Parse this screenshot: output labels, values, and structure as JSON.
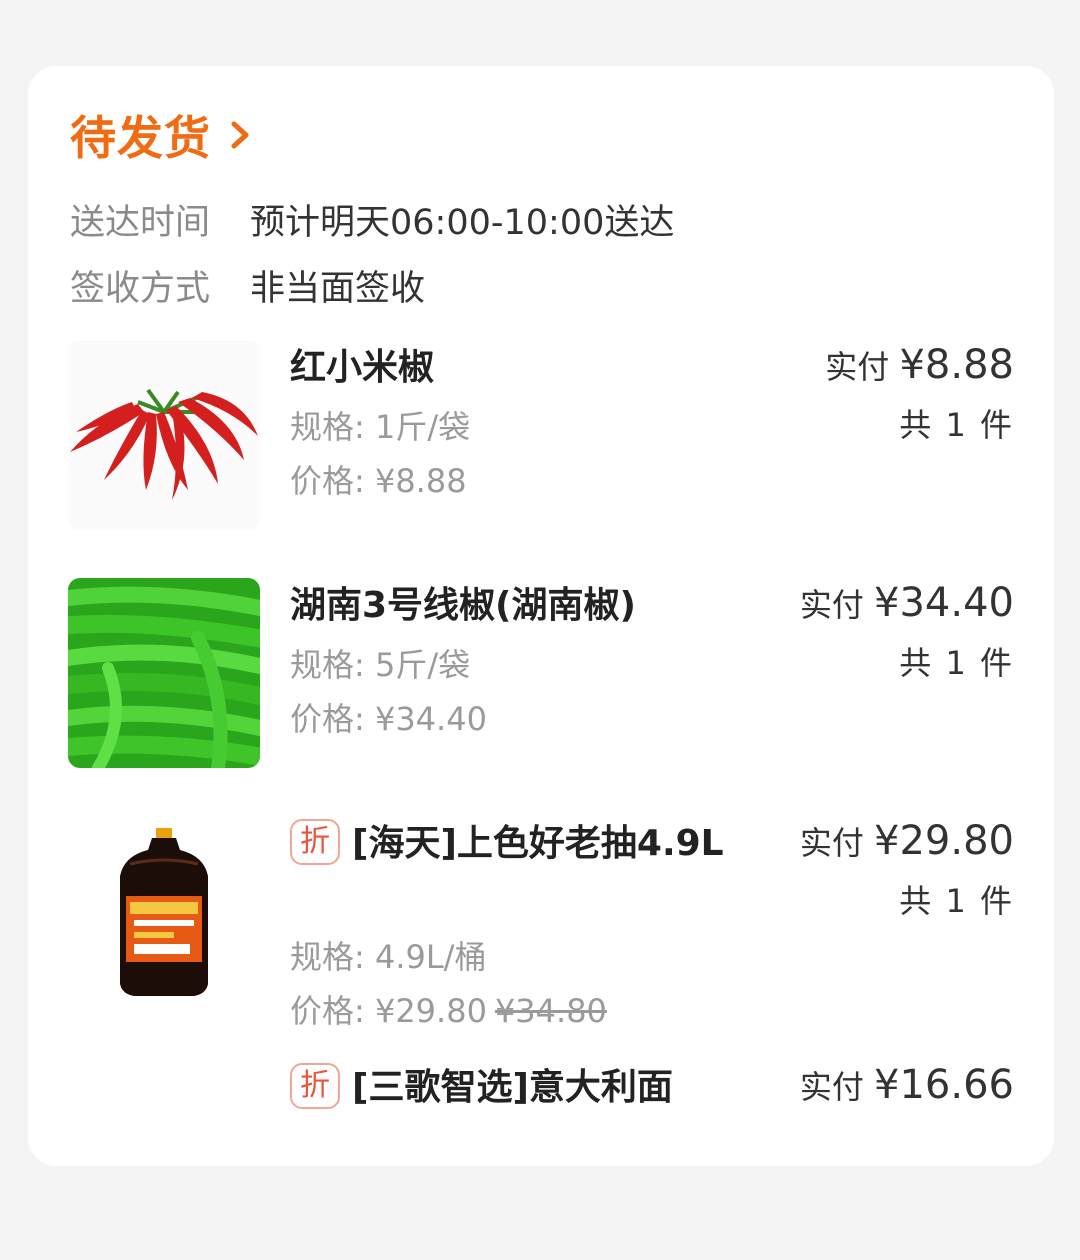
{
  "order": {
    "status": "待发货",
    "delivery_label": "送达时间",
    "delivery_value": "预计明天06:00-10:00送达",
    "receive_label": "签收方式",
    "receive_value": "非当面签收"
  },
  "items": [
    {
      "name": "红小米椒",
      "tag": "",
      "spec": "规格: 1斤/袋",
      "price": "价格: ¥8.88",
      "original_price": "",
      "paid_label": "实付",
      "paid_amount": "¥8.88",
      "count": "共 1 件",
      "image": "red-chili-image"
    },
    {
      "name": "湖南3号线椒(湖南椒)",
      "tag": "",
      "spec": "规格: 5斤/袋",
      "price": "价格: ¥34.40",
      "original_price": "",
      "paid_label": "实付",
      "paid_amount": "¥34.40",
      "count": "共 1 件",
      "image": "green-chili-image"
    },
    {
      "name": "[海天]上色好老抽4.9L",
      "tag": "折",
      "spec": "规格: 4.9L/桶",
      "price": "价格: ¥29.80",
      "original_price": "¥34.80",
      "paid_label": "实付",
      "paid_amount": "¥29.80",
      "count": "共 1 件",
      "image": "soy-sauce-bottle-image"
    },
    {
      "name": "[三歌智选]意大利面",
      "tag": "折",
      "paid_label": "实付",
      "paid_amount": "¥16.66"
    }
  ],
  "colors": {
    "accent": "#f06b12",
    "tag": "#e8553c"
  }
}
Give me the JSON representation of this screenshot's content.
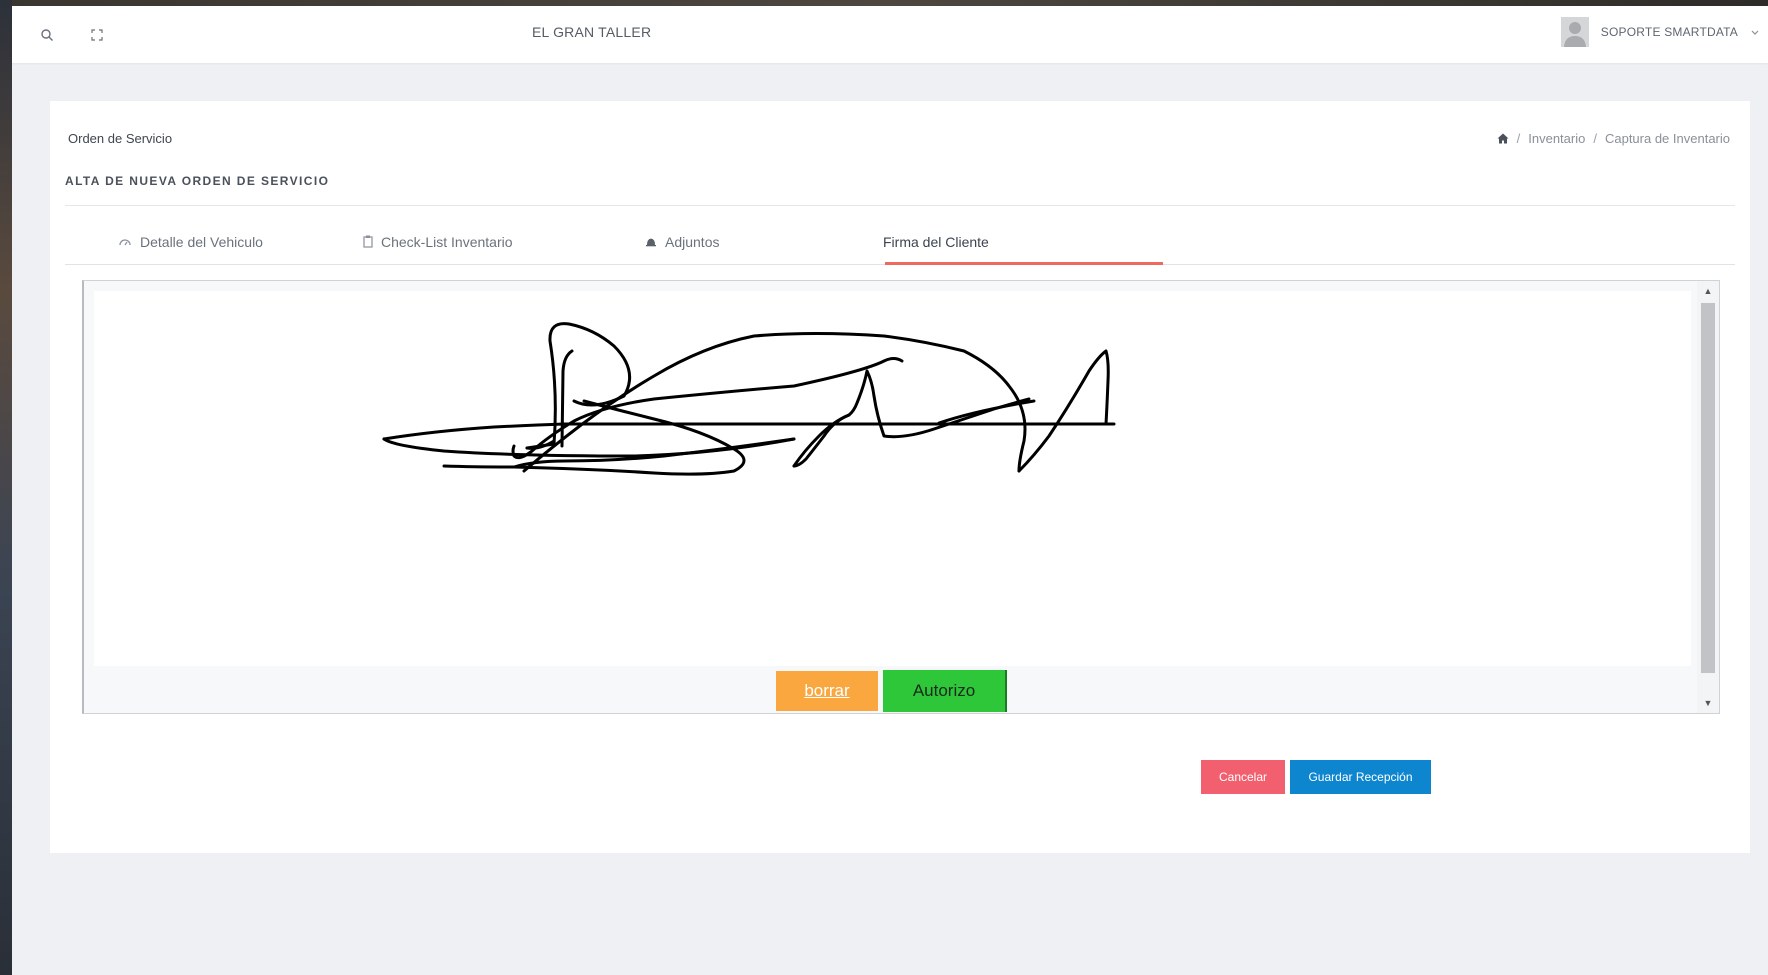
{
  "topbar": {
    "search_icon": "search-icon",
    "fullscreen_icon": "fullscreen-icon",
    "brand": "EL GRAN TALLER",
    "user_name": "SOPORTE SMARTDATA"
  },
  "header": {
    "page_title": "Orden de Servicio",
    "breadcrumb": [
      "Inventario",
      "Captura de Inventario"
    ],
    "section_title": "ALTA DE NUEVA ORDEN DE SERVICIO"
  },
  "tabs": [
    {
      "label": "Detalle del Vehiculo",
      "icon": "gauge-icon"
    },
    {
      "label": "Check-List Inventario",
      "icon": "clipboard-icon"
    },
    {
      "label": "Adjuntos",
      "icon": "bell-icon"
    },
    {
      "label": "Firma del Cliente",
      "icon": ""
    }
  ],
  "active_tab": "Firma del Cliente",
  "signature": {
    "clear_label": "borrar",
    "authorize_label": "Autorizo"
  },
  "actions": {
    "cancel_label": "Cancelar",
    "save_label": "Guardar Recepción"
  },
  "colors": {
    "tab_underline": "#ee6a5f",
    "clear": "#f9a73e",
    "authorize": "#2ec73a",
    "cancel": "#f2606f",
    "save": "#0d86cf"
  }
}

··········

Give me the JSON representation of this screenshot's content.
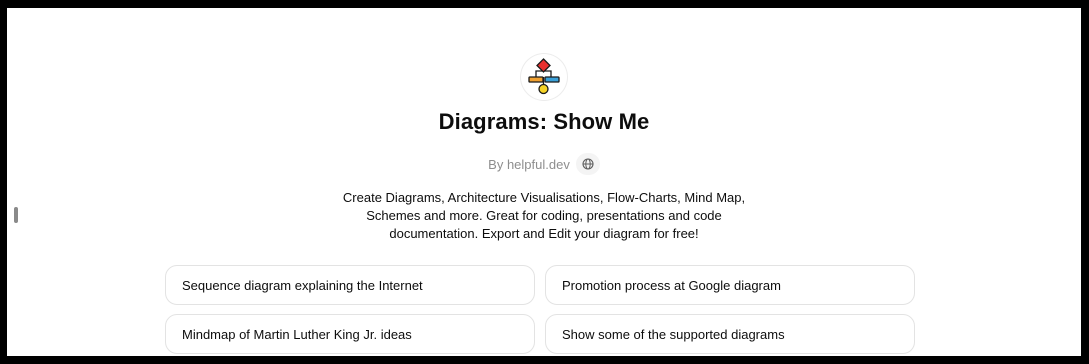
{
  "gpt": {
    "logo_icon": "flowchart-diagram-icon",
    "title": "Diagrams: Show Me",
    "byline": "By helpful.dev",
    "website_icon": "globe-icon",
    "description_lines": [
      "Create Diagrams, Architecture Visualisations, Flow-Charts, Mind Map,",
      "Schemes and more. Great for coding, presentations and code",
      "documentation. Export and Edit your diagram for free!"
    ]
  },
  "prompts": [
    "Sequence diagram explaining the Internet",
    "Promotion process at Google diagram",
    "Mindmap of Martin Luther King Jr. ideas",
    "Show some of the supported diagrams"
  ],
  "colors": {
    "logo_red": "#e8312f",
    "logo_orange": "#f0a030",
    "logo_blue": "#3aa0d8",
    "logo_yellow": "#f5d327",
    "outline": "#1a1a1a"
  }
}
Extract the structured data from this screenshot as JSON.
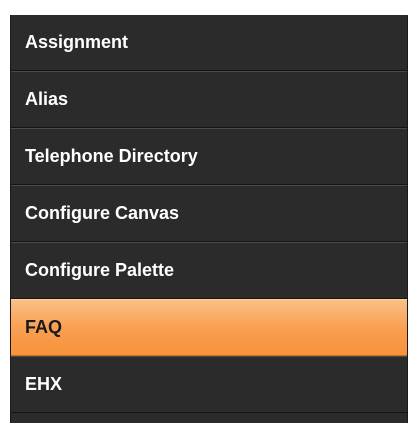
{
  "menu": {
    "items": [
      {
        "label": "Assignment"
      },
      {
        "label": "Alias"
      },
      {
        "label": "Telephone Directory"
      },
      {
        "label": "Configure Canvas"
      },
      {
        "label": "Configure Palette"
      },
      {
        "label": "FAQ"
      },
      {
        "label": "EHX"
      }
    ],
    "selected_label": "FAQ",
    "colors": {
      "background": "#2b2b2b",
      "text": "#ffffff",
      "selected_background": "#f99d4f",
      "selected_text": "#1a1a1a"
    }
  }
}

··········

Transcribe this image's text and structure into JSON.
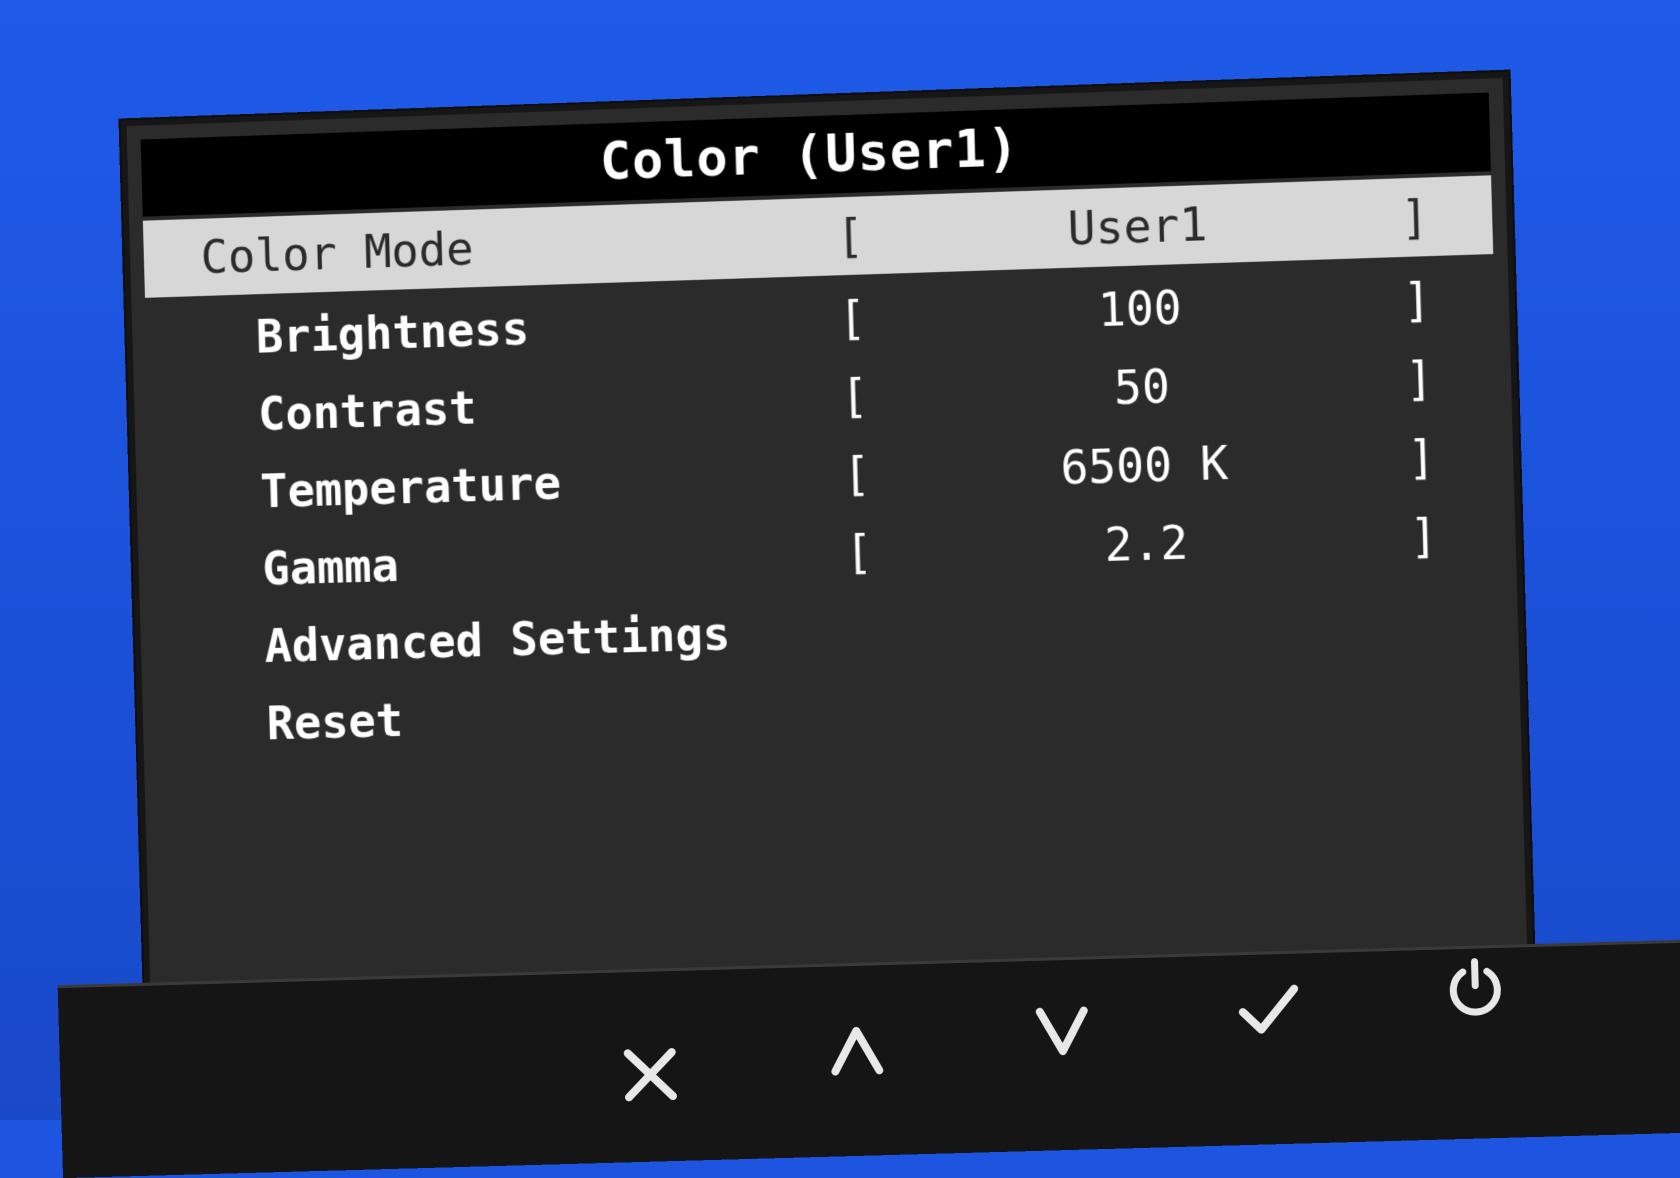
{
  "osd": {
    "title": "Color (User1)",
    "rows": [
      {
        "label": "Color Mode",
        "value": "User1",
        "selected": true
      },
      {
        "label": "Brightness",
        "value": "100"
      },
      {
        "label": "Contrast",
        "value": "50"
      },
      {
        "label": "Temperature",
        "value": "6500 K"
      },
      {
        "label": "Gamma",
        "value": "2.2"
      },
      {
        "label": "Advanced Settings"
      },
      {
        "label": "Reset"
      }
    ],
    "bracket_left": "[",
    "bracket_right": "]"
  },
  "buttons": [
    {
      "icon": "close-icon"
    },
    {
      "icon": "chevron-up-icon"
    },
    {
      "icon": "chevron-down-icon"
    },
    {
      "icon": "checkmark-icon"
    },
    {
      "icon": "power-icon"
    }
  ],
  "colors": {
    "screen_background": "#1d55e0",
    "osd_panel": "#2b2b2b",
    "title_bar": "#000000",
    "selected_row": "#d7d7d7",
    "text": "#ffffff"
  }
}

··········

STATED EXERCISE>
Which lines contain the word "chevron"? Copy each of them.

COMPLETE RESPONSE>
      "icon": "chevron-up-icon"
      "icon": "chevron-down-icon"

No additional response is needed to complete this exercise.